Set all the material down again unchanged, without the pictures.
* start Materials provided *
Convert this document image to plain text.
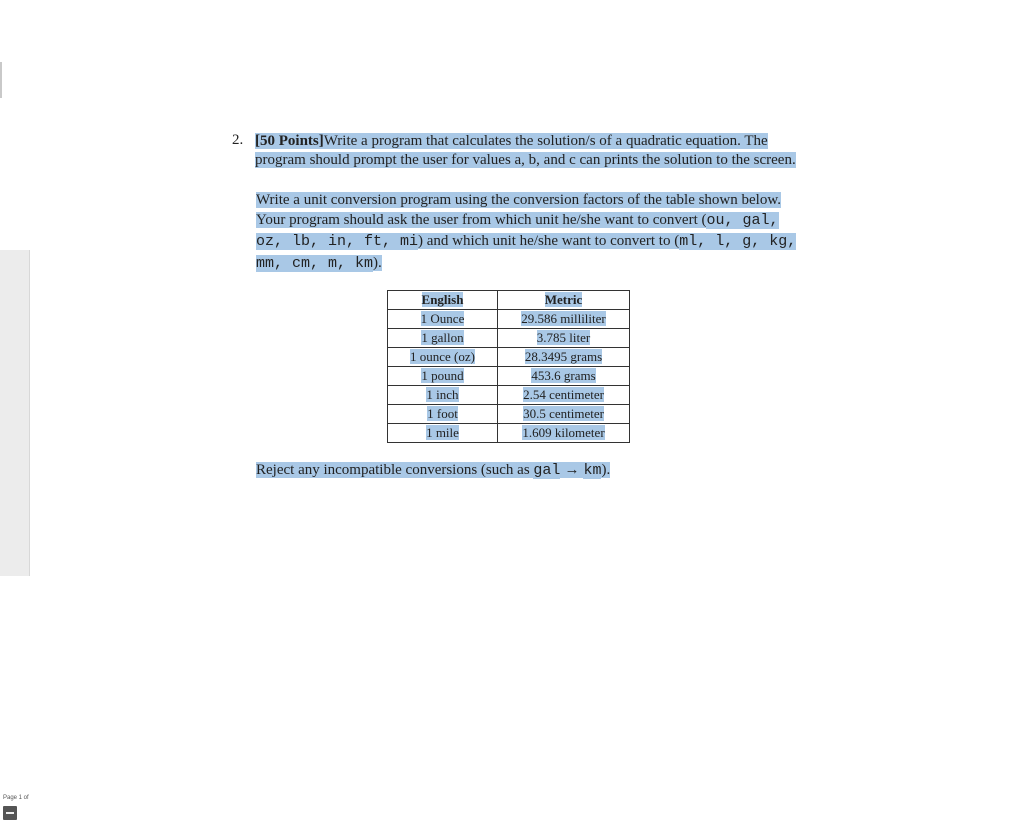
Page 1 of
2. [50 Points]Write a program that calculates the solution/s of a quadratic equation. The
program should prompt the user for values a, b, and c can prints the solution to the screen.
Write a unit conversion program using the conversion factors of the table shown below.
Your program should ask the user from which unit he/she want to convert (ou, gal,
oz, lb, in, ft, mi) and which unit he/she want to convert to (ml, l, g, kg,
mm, cm, m, km).
English	Metric
1 Ounce	29.586 milliliter
1 gallon	3.785 liter
1 ounce (oz)	28.3495 grams
1 pound	453.6 grams
1 inch	2.54 centimeter
1 foot	30.5 centimeter
1 mile	1.609 kilometer
Reject any incompatible conversions (such as gal → km).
* end Materials provided *
▶ **Full response**
Convert this document image to plain text.
Page 1 of
2. [50 Points]Write a program that calculates the solution/s of a quadratic equation. The
program should prompt the user for values a, b, and c can prints the solution to the screen.
Write a unit conversion program using the conversion factors of the table shown below.
Your program should ask the user from which unit he/she want to convert (ou, gal,
oz, lb, in, ft, mi) and which unit he/she want to convert to (ml, l, g, kg,
mm, cm, m, km).
English	Metric
1 Ounce	29.586 milliliter
1 gallon	3.785 liter
1 ounce (oz)	28.3495 grams
1 pound	453.6 grams
1 inch	2.54 centimeter
1 foot	30.5 centimeter
1 mile	1.609 kilometer
Reject any incompatible conversions (such as gal → km).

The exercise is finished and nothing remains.